------ DATA PROVIDED ------
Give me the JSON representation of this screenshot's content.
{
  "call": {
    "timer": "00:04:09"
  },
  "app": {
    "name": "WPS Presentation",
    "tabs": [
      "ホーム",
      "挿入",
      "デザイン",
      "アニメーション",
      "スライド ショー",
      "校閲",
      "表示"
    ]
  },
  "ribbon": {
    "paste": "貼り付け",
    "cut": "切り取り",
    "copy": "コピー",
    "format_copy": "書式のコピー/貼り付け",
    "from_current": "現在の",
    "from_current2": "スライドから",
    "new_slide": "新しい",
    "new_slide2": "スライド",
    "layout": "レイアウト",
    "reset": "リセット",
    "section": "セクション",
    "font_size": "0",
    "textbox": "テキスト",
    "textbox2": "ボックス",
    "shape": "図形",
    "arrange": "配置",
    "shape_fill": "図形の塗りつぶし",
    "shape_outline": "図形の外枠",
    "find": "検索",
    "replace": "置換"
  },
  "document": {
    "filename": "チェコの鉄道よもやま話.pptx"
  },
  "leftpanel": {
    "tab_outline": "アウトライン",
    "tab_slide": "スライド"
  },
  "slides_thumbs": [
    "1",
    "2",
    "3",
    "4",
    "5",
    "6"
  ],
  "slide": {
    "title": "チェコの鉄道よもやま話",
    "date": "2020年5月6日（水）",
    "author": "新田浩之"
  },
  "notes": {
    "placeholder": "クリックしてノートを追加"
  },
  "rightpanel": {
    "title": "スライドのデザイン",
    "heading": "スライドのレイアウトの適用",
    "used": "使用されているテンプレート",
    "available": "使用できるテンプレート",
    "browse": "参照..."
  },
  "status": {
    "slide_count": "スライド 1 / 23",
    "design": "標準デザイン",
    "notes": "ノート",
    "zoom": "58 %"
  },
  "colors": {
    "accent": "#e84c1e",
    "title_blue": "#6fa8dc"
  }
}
------
» **WRITTEN REQUEST**
Extract all of the data above without altering anything.

» **SOLUTION TO THIS PROBLEM**
Give me the JSON representation of this screenshot's content.
{
  "call": {
    "timer": "00:04:09"
  },
  "app": {
    "name": "WPS Presentation",
    "tabs": [
      "ホーム",
      "挿入",
      "デザイン",
      "アニメーション",
      "スライド ショー",
      "校閲",
      "表示"
    ]
  },
  "ribbon": {
    "paste": "貼り付け",
    "cut": "切り取り",
    "copy": "コピー",
    "format_copy": "書式のコピー/貼り付け",
    "from_current": "現在の",
    "from_current2": "スライドから",
    "new_slide": "新しい",
    "new_slide2": "スライド",
    "layout": "レイアウト",
    "reset": "リセット",
    "section": "セクション",
    "font_size": "0",
    "textbox": "テキスト",
    "textbox2": "ボックス",
    "shape": "図形",
    "arrange": "配置",
    "shape_fill": "図形の塗りつぶし",
    "shape_outline": "図形の外枠",
    "find": "検索",
    "replace": "置換"
  },
  "document": {
    "filename": "チェコの鉄道よもやま話.pptx"
  },
  "leftpanel": {
    "tab_outline": "アウトライン",
    "tab_slide": "スライド"
  },
  "slides_thumbs": [
    "1",
    "2",
    "3",
    "4",
    "5",
    "6"
  ],
  "slide": {
    "title": "チェコの鉄道よもやま話",
    "date": "2020年5月6日（水）",
    "author": "新田浩之"
  },
  "notes": {
    "placeholder": "クリックしてノートを追加"
  },
  "rightpanel": {
    "title": "スライドのデザイン",
    "heading": "スライドのレイアウトの適用",
    "used": "使用されているテンプレート",
    "available": "使用できるテンプレート",
    "browse": "参照..."
  },
  "status": {
    "slide_count": "スライド 1 / 23",
    "design": "標準デザイン",
    "notes": "ノート",
    "zoom": "58 %"
  },
  "colors": {
    "accent": "#e84c1e",
    "title_blue": "#6fa8dc"
  }
}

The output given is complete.